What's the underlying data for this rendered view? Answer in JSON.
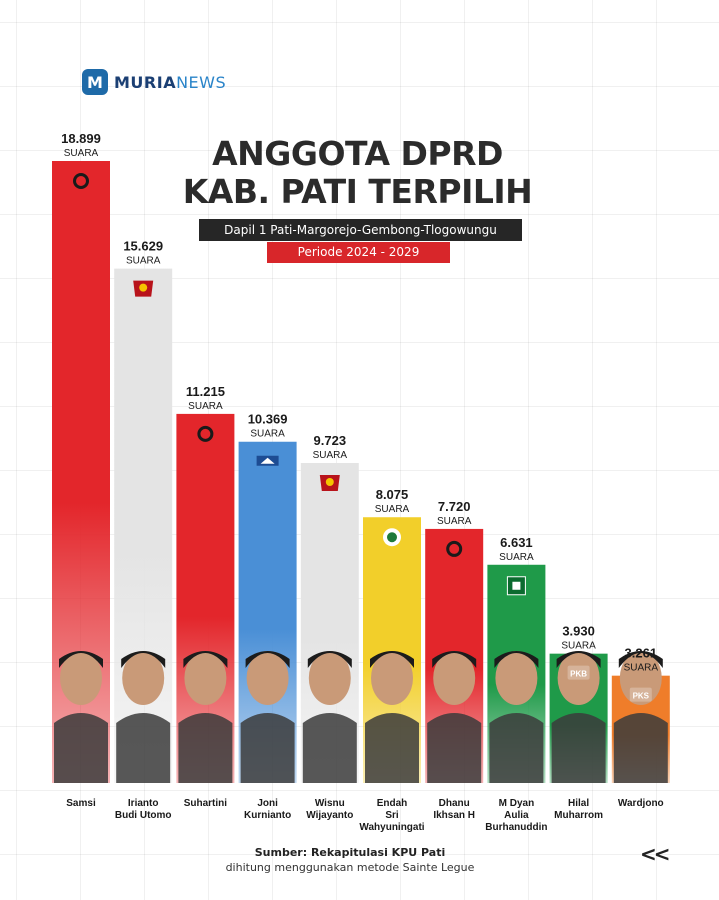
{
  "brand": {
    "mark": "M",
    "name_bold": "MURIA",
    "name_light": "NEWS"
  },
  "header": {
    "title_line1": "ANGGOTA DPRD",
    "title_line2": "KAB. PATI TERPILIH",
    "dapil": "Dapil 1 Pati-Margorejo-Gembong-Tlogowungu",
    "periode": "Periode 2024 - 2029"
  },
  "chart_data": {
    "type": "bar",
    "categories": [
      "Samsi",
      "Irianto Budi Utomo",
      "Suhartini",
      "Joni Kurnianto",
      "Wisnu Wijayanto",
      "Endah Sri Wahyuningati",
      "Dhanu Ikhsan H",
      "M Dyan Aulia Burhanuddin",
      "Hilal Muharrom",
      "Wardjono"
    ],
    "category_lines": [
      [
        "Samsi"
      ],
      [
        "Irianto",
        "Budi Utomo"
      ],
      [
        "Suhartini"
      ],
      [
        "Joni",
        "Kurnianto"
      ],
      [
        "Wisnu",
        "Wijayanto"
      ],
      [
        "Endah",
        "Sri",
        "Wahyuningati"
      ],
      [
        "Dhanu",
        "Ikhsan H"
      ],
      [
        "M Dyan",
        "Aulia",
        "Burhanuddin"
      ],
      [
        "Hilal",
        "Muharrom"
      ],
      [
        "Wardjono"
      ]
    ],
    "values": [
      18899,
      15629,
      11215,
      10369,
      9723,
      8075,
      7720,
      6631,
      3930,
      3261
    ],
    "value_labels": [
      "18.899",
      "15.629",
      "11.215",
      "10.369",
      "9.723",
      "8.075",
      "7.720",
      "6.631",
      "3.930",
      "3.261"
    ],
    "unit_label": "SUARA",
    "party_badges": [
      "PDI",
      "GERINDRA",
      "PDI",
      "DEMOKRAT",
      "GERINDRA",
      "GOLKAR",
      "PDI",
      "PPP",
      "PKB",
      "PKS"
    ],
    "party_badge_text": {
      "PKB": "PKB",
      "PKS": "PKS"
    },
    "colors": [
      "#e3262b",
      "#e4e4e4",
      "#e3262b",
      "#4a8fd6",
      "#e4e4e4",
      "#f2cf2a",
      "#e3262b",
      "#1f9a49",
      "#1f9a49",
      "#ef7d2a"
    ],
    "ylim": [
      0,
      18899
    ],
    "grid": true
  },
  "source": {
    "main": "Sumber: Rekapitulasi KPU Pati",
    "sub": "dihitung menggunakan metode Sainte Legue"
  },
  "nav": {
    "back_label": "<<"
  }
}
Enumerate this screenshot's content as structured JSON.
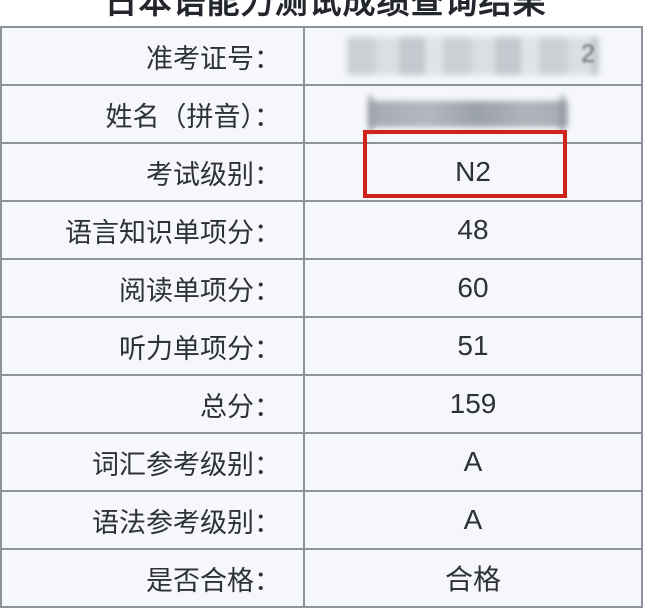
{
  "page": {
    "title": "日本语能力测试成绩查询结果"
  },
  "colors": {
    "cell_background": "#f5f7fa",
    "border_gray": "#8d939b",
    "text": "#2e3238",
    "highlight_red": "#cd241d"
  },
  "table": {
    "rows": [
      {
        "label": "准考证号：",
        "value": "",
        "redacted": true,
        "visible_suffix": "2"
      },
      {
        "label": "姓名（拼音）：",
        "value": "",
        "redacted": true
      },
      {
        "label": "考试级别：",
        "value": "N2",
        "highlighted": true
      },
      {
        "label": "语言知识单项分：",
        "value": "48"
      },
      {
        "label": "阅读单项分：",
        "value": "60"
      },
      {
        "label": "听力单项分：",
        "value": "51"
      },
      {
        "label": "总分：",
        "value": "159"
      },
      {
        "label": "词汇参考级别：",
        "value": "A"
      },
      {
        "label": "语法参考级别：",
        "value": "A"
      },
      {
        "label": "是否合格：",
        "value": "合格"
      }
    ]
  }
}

::::::

TASK INSTRUCTIONS: Write out the whole listing exactly, and drop the pictures.

WRITTEN RESPONSE:
What's the underlying data for this rendered view? Answer in JSON.
{
  "brand": {
    "mark": "M",
    "name_bold": "MURIA",
    "name_light": "NEWS"
  },
  "header": {
    "title_line1": "ANGGOTA DPRD",
    "title_line2": "KAB. PATI TERPILIH",
    "dapil": "Dapil 1 Pati-Margorejo-Gembong-Tlogowungu",
    "periode": "Periode 2024 - 2029"
  },
  "chart_data": {
    "type": "bar",
    "categories": [
      "Samsi",
      "Irianto Budi Utomo",
      "Suhartini",
      "Joni Kurnianto",
      "Wisnu Wijayanto",
      "Endah Sri Wahyuningati",
      "Dhanu Ikhsan H",
      "M Dyan Aulia Burhanuddin",
      "Hilal Muharrom",
      "Wardjono"
    ],
    "category_lines": [
      [
        "Samsi"
      ],
      [
        "Irianto",
        "Budi Utomo"
      ],
      [
        "Suhartini"
      ],
      [
        "Joni",
        "Kurnianto"
      ],
      [
        "Wisnu",
        "Wijayanto"
      ],
      [
        "Endah",
        "Sri",
        "Wahyuningati"
      ],
      [
        "Dhanu",
        "Ikhsan H"
      ],
      [
        "M Dyan",
        "Aulia",
        "Burhanuddin"
      ],
      [
        "Hilal",
        "Muharrom"
      ],
      [
        "Wardjono"
      ]
    ],
    "values": [
      18899,
      15629,
      11215,
      10369,
      9723,
      8075,
      7720,
      6631,
      3930,
      3261
    ],
    "value_labels": [
      "18.899",
      "15.629",
      "11.215",
      "10.369",
      "9.723",
      "8.075",
      "7.720",
      "6.631",
      "3.930",
      "3.261"
    ],
    "unit_label": "SUARA",
    "party_badges": [
      "PDI",
      "GERINDRA",
      "PDI",
      "DEMOKRAT",
      "GERINDRA",
      "GOLKAR",
      "PDI",
      "PPP",
      "PKB",
      "PKS"
    ],
    "party_badge_text": {
      "PKB": "PKB",
      "PKS": "PKS"
    },
    "colors": [
      "#e3262b",
      "#e4e4e4",
      "#e3262b",
      "#4a8fd6",
      "#e4e4e4",
      "#f2cf2a",
      "#e3262b",
      "#1f9a49",
      "#1f9a49",
      "#ef7d2a"
    ],
    "ylim": [
      0,
      18899
    ],
    "grid": true
  },
  "source": {
    "main": "Sumber: Rekapitulasi KPU Pati",
    "sub": "dihitung menggunakan metode Sainte Legue"
  },
  "nav": {
    "back_label": "<<"
  }
}
Enumerate this screenshot's content as structured JSON.
{
  "page": {
    "title": "日本语能力测试成绩查询结果"
  },
  "colors": {
    "cell_background": "#f5f7fa",
    "border_gray": "#8d939b",
    "text": "#2e3238",
    "highlight_red": "#cd241d"
  },
  "table": {
    "rows": [
      {
        "label": "准考证号：",
        "value": "",
        "redacted": true,
        "visible_suffix": "2"
      },
      {
        "label": "姓名（拼音）：",
        "value": "",
        "redacted": true
      },
      {
        "label": "考试级别：",
        "value": "N2",
        "highlighted": true
      },
      {
        "label": "语言知识单项分：",
        "value": "48"
      },
      {
        "label": "阅读单项分：",
        "value": "60"
      },
      {
        "label": "听力单项分：",
        "value": "51"
      },
      {
        "label": "总分：",
        "value": "159"
      },
      {
        "label": "词汇参考级别：",
        "value": "A"
      },
      {
        "label": "语法参考级别：",
        "value": "A"
      },
      {
        "label": "是否合格：",
        "value": "合格"
      }
    ]
  }
}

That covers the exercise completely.